- [TASK DATA]
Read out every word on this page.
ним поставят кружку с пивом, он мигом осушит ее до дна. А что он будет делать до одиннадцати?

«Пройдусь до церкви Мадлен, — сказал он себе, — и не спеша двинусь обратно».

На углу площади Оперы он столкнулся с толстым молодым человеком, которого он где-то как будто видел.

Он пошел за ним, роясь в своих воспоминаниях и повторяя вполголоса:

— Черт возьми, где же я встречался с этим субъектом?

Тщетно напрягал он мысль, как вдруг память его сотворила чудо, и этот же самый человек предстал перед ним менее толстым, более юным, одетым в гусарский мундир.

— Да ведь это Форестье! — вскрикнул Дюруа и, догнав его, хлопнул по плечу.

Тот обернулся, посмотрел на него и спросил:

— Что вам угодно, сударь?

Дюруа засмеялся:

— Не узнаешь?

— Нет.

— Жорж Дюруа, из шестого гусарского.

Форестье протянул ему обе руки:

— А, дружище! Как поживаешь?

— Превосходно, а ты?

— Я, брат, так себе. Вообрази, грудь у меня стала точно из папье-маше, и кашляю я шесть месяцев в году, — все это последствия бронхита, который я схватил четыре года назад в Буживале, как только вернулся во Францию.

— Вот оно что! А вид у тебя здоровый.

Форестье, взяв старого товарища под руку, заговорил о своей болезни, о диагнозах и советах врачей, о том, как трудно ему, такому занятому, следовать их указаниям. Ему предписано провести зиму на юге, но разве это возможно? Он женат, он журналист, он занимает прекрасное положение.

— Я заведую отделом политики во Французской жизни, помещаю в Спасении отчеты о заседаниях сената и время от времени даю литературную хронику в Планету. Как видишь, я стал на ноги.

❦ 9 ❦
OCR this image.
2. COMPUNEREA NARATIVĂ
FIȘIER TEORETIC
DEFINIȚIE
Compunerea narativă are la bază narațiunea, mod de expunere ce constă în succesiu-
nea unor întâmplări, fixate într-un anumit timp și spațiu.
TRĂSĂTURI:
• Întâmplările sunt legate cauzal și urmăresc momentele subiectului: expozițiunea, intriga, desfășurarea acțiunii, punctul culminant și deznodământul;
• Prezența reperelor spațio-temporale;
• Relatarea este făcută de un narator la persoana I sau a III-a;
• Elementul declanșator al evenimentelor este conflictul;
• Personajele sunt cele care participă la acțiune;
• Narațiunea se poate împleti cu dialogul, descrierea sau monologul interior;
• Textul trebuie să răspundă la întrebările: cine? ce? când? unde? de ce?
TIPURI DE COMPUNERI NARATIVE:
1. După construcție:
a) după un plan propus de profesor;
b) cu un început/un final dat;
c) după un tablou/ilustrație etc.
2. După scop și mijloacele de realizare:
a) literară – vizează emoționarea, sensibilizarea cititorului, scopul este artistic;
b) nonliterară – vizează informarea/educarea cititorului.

- [TASK PROMPT] State the number of lines above that hold the string "себе", with nothing added.

- [REPLY TO THE EXERCISE] 2